## Task to carry out
Repeat each entry as written, dropping any picture you find.

··· Material shown ···

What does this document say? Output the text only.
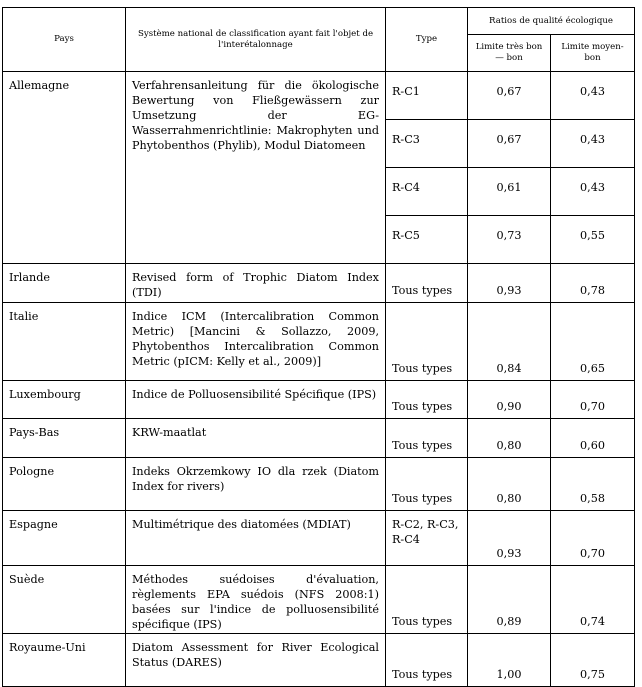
Pays	Système national de classification ayant fait l'objet de l'interétalonnage	Type	Ratios de qualité écologique	
			Limite très bon — bon	Limite moyen-bon
Allemagne	Verfahrensanleitung für die ökologische Bewertung von Fließgewässern zur Umsetzung der EG-Wasserrahmenrichtlinie: Makrophyten und Phytobenthos (Phylib), Modul Diatomeen	R-C1	0,67	0,43
		R-C3	0,67	0,43
		R-C4	0,61	0,43
		R-C5	0,73	0,55
Irlande	Revised form of Trophic Diatom Index (TDI)	Tous types	0,93	0,78
Italie	Indice ICM (Intercalibration Common Metric) [Mancini & Sollazzo, 2009, Phytobenthos Intercalibration Common Metric (pICM: Kelly et al., 2009)]	Tous types	0,84	0,65
Luxembourg	Indice de Polluosensibilité Spécifique (IPS)	Tous types	0,90	0,70
Pays-Bas	KRW-maatlat	Tous types	0,80	0,60
Pologne	Indeks Okrzemkowy IO dla rzek (Diatom Index for rivers)	Tous types	0,80	0,58
Espagne	Multimétrique des diatomées (MDIAT)	R-C2, R-C3, R-C4	0,93	0,70
Suède	Méthodes suédoises d'évaluation, règlements EPA suédois (NFS 2008:1) basées sur l'indice de polluosensibilité spécifique (IPS)	Tous types	0,89	0,74
Royaume-Uni	Diatom Assessment for River Ecological Status (DARES)	Tous types	1,00	0,75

···

## Solution to the problem
What does this document say? Output the text only.
Pays	Système national de classification ayant fait l'objet de l'interétalonnage	Type	Ratios de qualité écologique	
			Limite très bon — bon	Limite moyen-bon
Allemagne	Verfahrensanleitung für die ökologische Bewertung von Fließgewässern zur Umsetzung der EG-Wasserrahmenrichtlinie: Makrophyten und Phytobenthos (Phylib), Modul Diatomeen	R-C1	0,67	0,43
		R-C3	0,67	0,43
		R-C4	0,61	0,43
		R-C5	0,73	0,55
Irlande	Revised form of Trophic Diatom Index (TDI)	Tous types	0,93	0,78
Italie	Indice ICM (Intercalibration Common Metric) [Mancini & Sollazzo, 2009, Phytobenthos Intercalibration Common Metric (pICM: Kelly et al., 2009)]	Tous types	0,84	0,65
Luxembourg	Indice de Polluosensibilité Spécifique (IPS)	Tous types	0,90	0,70
Pays-Bas	KRW-maatlat	Tous types	0,80	0,60
Pologne	Indeks Okrzemkowy IO dla rzek (Diatom Index for rivers)	Tous types	0,80	0,58
Espagne	Multimétrique des diatomées (MDIAT)	R-C2, R-C3, R-C4	0,93	0,70
Suède	Méthodes suédoises d'évaluation, règlements EPA suédois (NFS 2008:1) basées sur l'indice de polluosensibilité spécifique (IPS)	Tous types	0,89	0,74
Royaume-Uni	Diatom Assessment for River Ecological Status (DARES)	Tous types	1,00	0,75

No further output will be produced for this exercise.